»»
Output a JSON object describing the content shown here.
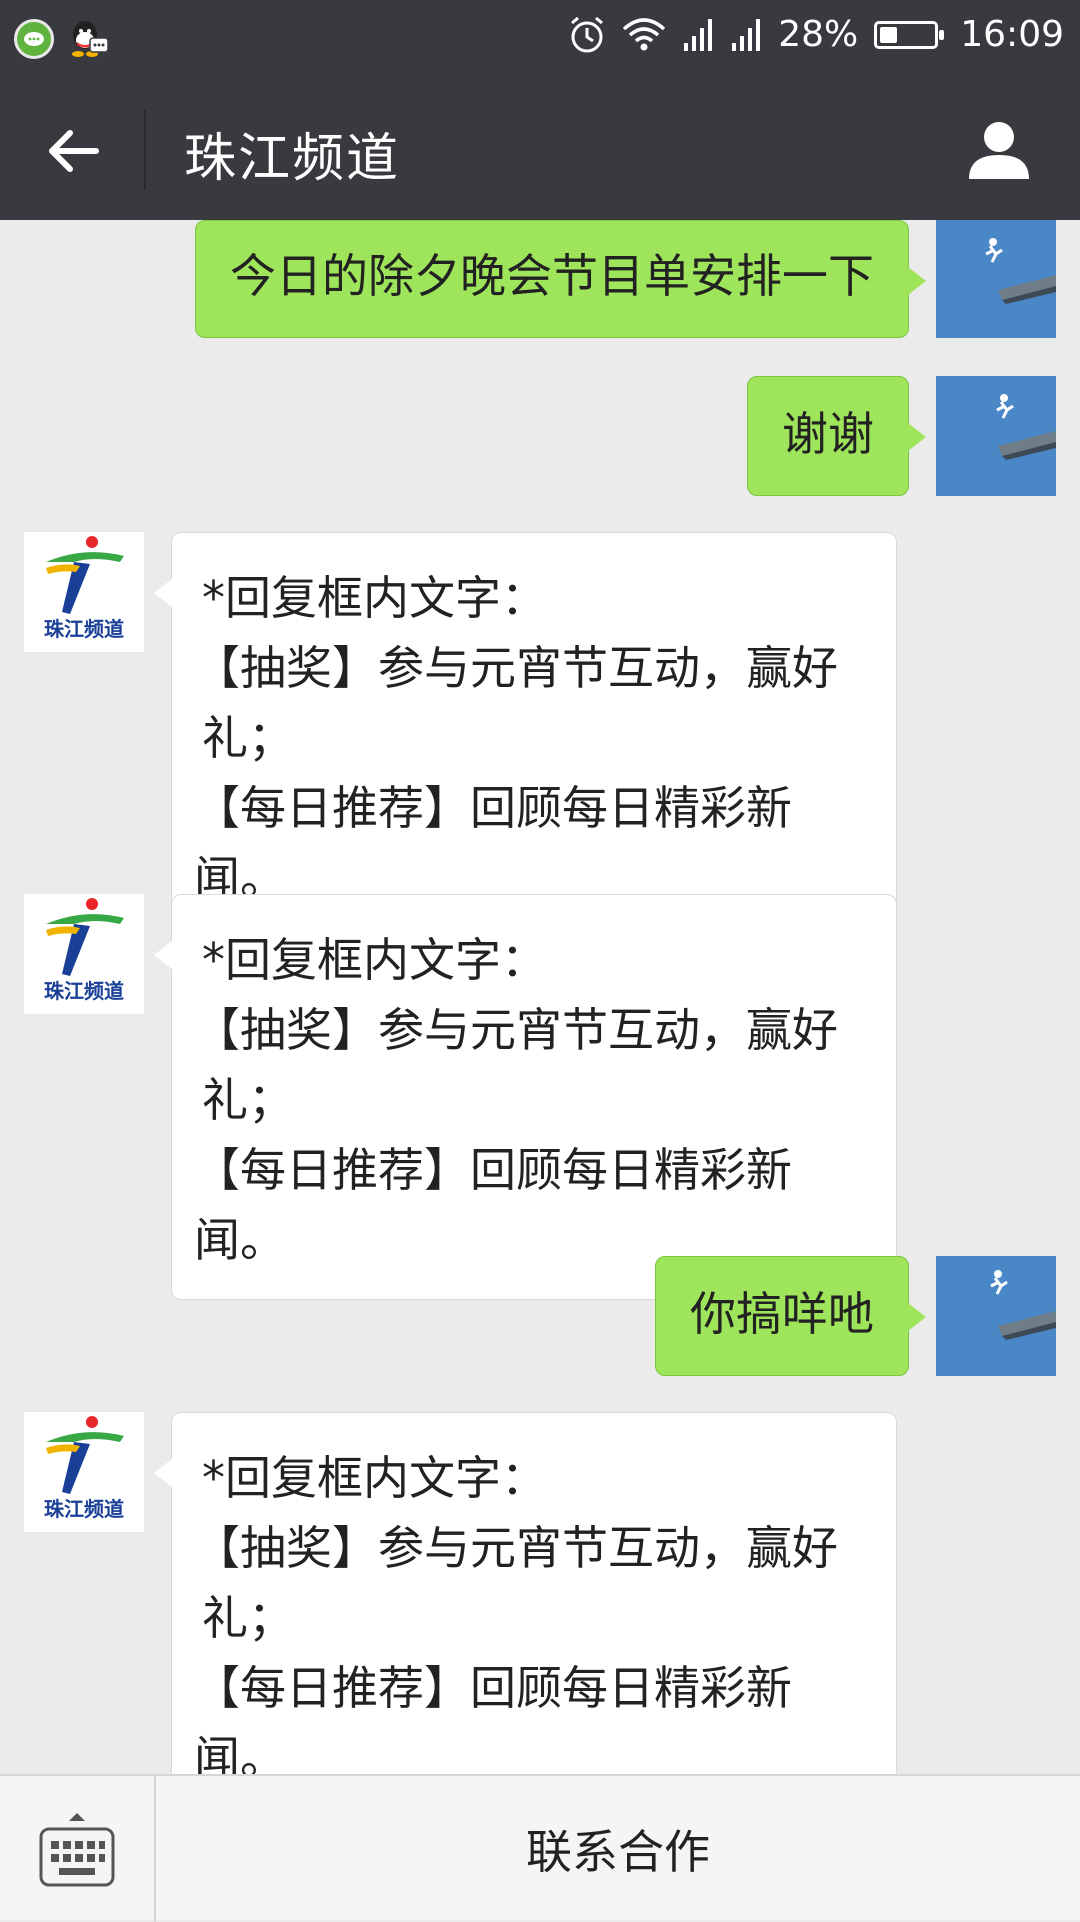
{
  "status_bar": {
    "battery_text": "28%",
    "battery_level": 0.28,
    "time": "16:09",
    "icons": [
      "wechat-icon",
      "qq-icon",
      "alarm-icon",
      "wifi-icon",
      "signal-icon",
      "signal-icon",
      "battery-icon"
    ]
  },
  "header": {
    "title": "珠江频道",
    "back_icon": "back-arrow-icon",
    "profile_icon": "person-icon"
  },
  "messages": [
    {
      "direction": "out",
      "text": "今日的除夕晚会节目单安排一下"
    },
    {
      "direction": "out",
      "text": "谢谢"
    },
    {
      "direction": "in",
      "lines": [
        "*回复框内文字：",
        "【抽奖】参与元宵节互动，赢好",
        "礼；",
        "【每日推荐】回顾每日精彩新闻。"
      ]
    },
    {
      "direction": "in",
      "lines": [
        "*回复框内文字：",
        "【抽奖】参与元宵节互动，赢好",
        "礼；",
        "【每日推荐】回顾每日精彩新闻。"
      ]
    },
    {
      "direction": "out",
      "text": "你搞咩吔"
    },
    {
      "direction": "in",
      "lines": [
        "*回复框内文字：",
        "【抽奖】参与元宵节互动，赢好",
        "礼；",
        "【每日推荐】回顾每日精彩新闻。"
      ]
    }
  ],
  "channel_logo_text": "珠江频道",
  "bottom_bar": {
    "keyboard_icon": "keyboard-icon",
    "menu_label": "联系合作"
  }
}
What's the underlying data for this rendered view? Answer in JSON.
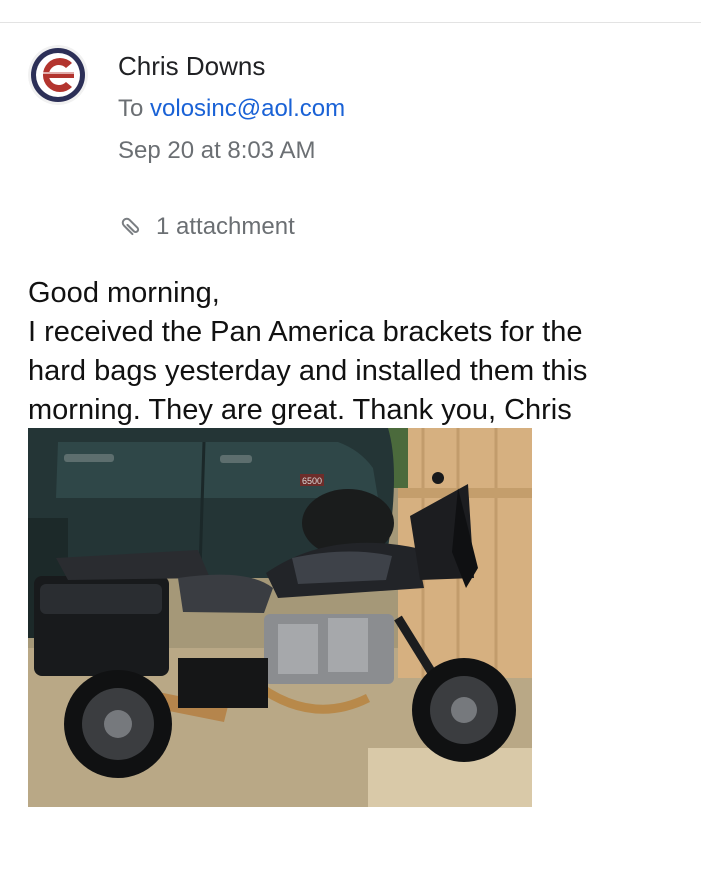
««
Instruction.
Exactly as written, return every line of the listing, but not the pictures.

Response to this task.
Output a JSON object describing the content shown here.
{
  "status_bar": {
    "battery_text": "28%",
    "battery_level": 0.28,
    "time": "16:09",
    "icons": [
      "wechat-icon",
      "qq-icon",
      "alarm-icon",
      "wifi-icon",
      "signal-icon",
      "signal-icon",
      "battery-icon"
    ]
  },
  "header": {
    "title": "珠江频道",
    "back_icon": "back-arrow-icon",
    "profile_icon": "person-icon"
  },
  "messages": [
    {
      "direction": "out",
      "text": "今日的除夕晚会节目单安排一下"
    },
    {
      "direction": "out",
      "text": "谢谢"
    },
    {
      "direction": "in",
      "lines": [
        "*回复框内文字：",
        "【抽奖】参与元宵节互动，赢好",
        "礼；",
        "【每日推荐】回顾每日精彩新闻。"
      ]
    },
    {
      "direction": "in",
      "lines": [
        "*回复框内文字：",
        "【抽奖】参与元宵节互动，赢好",
        "礼；",
        "【每日推荐】回顾每日精彩新闻。"
      ]
    },
    {
      "direction": "out",
      "text": "你搞咩吔"
    },
    {
      "direction": "in",
      "lines": [
        "*回复框内文字：",
        "【抽奖】参与元宵节互动，赢好",
        "礼；",
        "【每日推荐】回顾每日精彩新闻。"
      ]
    }
  ],
  "channel_logo_text": "珠江频道",
  "bottom_bar": {
    "keyboard_icon": "keyboard-icon",
    "menu_label": "联系合作"
  }
}
What's the underlying data for this rendered view? Answer in JSON.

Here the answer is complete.